-- START OF INFORMATION SHOWN --
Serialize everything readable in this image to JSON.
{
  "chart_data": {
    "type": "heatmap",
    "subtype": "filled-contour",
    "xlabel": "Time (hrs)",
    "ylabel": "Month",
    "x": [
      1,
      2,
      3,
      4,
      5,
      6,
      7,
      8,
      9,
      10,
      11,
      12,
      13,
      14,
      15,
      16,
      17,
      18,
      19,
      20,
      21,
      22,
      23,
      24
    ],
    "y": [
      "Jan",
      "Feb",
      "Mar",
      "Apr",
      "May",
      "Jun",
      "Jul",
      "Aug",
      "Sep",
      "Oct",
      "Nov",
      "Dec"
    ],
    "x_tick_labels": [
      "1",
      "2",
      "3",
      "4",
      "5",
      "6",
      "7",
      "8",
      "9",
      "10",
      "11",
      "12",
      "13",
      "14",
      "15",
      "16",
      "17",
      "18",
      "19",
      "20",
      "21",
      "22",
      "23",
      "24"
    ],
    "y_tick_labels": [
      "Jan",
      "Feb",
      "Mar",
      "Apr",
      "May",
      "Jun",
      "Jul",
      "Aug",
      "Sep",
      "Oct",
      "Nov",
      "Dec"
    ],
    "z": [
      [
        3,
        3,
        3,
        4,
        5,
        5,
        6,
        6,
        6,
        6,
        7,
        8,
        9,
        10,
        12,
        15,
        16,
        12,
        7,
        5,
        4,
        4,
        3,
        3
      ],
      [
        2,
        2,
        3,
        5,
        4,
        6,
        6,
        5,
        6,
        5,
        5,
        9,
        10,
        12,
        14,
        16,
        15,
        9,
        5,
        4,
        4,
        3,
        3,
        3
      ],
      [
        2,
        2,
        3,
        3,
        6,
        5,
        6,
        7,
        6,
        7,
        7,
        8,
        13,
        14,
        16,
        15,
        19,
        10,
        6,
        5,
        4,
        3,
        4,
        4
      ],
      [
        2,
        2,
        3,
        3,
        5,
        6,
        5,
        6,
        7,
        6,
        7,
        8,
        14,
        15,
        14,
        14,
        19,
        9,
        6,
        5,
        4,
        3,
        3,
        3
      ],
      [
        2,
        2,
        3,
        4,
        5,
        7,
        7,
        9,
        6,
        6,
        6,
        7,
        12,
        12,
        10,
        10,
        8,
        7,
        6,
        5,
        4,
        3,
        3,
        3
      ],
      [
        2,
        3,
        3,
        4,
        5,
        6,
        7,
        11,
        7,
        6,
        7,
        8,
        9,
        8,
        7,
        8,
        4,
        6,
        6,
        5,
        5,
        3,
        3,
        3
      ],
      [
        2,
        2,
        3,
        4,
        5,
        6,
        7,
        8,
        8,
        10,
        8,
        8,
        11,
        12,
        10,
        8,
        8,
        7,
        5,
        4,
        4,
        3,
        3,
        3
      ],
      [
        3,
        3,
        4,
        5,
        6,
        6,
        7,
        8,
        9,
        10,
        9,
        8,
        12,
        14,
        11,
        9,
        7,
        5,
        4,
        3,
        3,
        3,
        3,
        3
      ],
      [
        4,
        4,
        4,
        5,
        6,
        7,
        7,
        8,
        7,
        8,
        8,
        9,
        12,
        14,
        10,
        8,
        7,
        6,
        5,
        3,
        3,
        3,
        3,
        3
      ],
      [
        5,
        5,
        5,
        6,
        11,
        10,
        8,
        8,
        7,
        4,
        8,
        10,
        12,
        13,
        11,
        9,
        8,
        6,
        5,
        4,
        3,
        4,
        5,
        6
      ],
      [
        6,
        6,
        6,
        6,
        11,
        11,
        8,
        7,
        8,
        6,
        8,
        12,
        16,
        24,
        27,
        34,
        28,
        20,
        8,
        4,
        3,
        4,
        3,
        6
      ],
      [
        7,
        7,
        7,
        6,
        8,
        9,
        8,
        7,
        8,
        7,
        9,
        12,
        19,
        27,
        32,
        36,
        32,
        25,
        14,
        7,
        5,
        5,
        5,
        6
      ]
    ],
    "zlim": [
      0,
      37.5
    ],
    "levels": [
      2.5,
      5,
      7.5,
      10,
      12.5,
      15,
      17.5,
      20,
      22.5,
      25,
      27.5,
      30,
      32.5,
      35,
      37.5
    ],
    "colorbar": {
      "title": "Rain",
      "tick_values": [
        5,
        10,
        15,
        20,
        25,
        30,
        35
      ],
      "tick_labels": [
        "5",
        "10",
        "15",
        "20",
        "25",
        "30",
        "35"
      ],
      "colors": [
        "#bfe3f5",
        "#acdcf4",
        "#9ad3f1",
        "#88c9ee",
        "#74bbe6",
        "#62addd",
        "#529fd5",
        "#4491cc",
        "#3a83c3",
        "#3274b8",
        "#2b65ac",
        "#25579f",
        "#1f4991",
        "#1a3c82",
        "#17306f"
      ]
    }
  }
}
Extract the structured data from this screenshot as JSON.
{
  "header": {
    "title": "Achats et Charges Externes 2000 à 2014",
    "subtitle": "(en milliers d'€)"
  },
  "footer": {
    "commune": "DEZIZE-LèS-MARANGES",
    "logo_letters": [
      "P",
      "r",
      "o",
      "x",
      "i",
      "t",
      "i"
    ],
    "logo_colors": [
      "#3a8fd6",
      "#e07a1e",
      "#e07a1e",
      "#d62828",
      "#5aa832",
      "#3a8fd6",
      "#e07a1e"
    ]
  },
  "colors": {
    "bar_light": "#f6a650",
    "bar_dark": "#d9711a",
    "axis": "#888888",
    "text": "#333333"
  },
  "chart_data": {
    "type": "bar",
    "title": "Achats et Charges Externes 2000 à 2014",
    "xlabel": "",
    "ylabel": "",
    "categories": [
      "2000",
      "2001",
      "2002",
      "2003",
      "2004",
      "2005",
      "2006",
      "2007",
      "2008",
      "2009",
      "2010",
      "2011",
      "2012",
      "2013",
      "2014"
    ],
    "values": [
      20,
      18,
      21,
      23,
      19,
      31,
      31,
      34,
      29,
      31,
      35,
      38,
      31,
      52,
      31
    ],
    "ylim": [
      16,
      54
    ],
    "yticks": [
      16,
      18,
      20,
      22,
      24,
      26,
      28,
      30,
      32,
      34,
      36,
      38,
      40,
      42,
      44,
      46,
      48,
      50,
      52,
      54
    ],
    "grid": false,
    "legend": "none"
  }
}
-- END OF INFORMATION SHOWN --
== THE PROBLEM ==
Gather each line of the listing containing the word "JSON" and show it.

== WRITTEN ANSWER ==
Serialize everything readable in this image to JSON.
Extract the structured data from this screenshot as JSON.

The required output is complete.